Every entry below should be transcribed exactly; pictures stay out of the copy.
#### STORED ROWS ####
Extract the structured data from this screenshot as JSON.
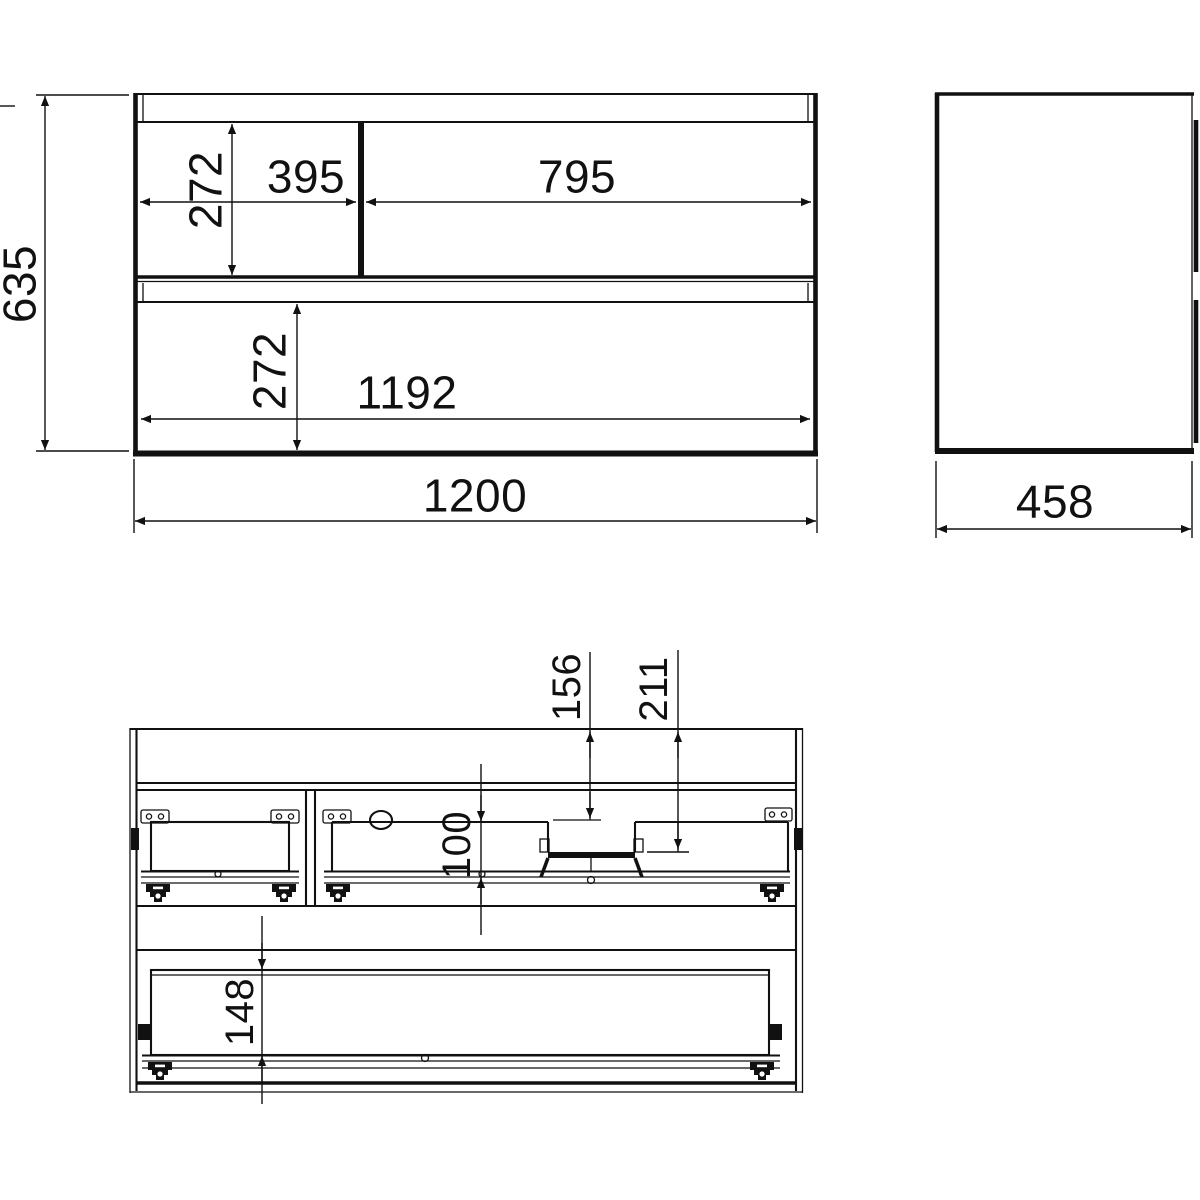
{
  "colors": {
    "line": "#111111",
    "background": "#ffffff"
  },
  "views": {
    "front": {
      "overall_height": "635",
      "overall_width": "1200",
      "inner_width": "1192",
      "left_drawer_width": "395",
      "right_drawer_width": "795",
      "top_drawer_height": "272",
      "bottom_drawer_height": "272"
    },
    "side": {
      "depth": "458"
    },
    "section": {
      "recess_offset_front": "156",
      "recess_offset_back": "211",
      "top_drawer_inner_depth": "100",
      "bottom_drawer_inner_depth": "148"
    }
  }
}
####
### THE REPLY
Extract the structured data from this screenshot as JSON.
{
  "colors": {
    "line": "#111111",
    "background": "#ffffff"
  },
  "views": {
    "front": {
      "overall_height": "635",
      "overall_width": "1200",
      "inner_width": "1192",
      "left_drawer_width": "395",
      "right_drawer_width": "795",
      "top_drawer_height": "272",
      "bottom_drawer_height": "272"
    },
    "side": {
      "depth": "458"
    },
    "section": {
      "recess_offset_front": "156",
      "recess_offset_back": "211",
      "top_drawer_inner_depth": "100",
      "bottom_drawer_inner_depth": "148"
    }
  }
}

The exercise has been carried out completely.